Extracted data entries
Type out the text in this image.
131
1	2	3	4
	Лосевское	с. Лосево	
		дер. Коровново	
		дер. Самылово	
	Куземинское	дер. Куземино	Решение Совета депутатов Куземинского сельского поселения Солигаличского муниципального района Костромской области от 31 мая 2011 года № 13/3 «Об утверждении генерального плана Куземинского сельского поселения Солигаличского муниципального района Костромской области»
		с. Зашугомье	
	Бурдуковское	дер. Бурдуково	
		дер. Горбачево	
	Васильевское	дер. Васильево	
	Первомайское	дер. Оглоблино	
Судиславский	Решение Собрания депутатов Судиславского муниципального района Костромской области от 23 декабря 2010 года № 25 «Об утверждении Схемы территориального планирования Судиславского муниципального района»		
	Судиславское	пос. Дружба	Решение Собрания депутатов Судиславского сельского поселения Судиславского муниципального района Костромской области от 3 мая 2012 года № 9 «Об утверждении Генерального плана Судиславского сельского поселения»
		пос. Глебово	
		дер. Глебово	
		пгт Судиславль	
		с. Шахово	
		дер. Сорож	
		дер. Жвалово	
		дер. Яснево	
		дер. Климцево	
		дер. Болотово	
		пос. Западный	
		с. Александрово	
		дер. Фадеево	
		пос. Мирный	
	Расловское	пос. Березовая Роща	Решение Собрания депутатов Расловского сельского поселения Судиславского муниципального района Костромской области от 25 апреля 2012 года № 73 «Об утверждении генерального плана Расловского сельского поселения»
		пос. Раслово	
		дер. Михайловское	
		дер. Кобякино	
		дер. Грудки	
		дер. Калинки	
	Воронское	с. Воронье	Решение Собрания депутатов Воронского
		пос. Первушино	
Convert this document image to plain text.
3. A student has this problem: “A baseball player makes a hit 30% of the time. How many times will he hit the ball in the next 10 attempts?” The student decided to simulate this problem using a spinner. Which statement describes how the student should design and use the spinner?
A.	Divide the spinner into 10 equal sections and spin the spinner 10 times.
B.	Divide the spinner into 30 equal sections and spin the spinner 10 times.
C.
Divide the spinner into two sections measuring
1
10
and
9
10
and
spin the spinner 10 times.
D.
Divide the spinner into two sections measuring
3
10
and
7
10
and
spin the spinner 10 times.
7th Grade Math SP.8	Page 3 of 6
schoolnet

#### AIM OF THE EXERCISE:
Give the listing above again, word for word.

#### CORRECT RESULT:
Type out the text in this image.
131
1	2	3	4
	Лосевское	с. Лосево	
		дер. Коровново	
		дер. Самылово	
	Куземинское	дер. Куземино	Решение Совета депутатов Куземинского сельского поселения Солигаличского муниципального района Костромской области от 31 мая 2011 года № 13/3 «Об утверждении генерального плана Куземинского сельского поселения Солигаличского муниципального района Костромской области»
		с. Зашугомье	
	Бурдуковское	дер. Бурдуково	
		дер. Горбачево	
	Васильевское	дер. Васильево	
	Первомайское	дер. Оглоблино	
Судиславский	Решение Собрания депутатов Судиславского муниципального района Костромской области от 23 декабря 2010 года № 25 «Об утверждении Схемы территориального планирования Судиславского муниципального района»		
	Судиславское	пос. Дружба	Решение Собрания депутатов Судиславского сельского поселения Судиславского муниципального района Костромской области от 3 мая 2012 года № 9 «Об утверждении Генерального плана Судиславского сельского поселения»
		пос. Глебово	
		дер. Глебово	
		пгт Судиславль	
		с. Шахово	
		дер. Сорож	
		дер. Жвалово	
		дер. Яснево	
		дер. Климцево	
		дер. Болотово	
		пос. Западный	
		с. Александрово	
		дер. Фадеево	
		пос. Мирный	
	Расловское	пос. Березовая Роща	Решение Собрания депутатов Расловского сельского поселения Судиславского муниципального района Костромской области от 25 апреля 2012 года № 73 «Об утверждении генерального плана Расловского сельского поселения»
		пос. Раслово	
		дер. Михайловское	
		дер. Кобякино	
		дер. Грудки	
		дер. Калинки	
	Воронское	с. Воронье	Решение Собрания депутатов Воронского
		пос. Первушино	
Convert this document image to plain text.
3. A student has this problem: “A baseball player makes a hit 30% of the time. How many times will he hit the ball in the next 10 attempts?” The student decided to simulate this problem using a spinner. Which statement describes how the student should design and use the spinner?
A.	Divide the spinner into 10 equal sections and spin the spinner 10 times.
B.	Divide the spinner into 30 equal sections and spin the spinner 10 times.
C.
Divide the spinner into two sections measuring
1
10
and
9
10
and
spin the spinner 10 times.
D.
Divide the spinner into two sections measuring
3
10
and
7
10
and
spin the spinner 10 times.
7th Grade Math SP.8	Page 3 of 6
schoolnet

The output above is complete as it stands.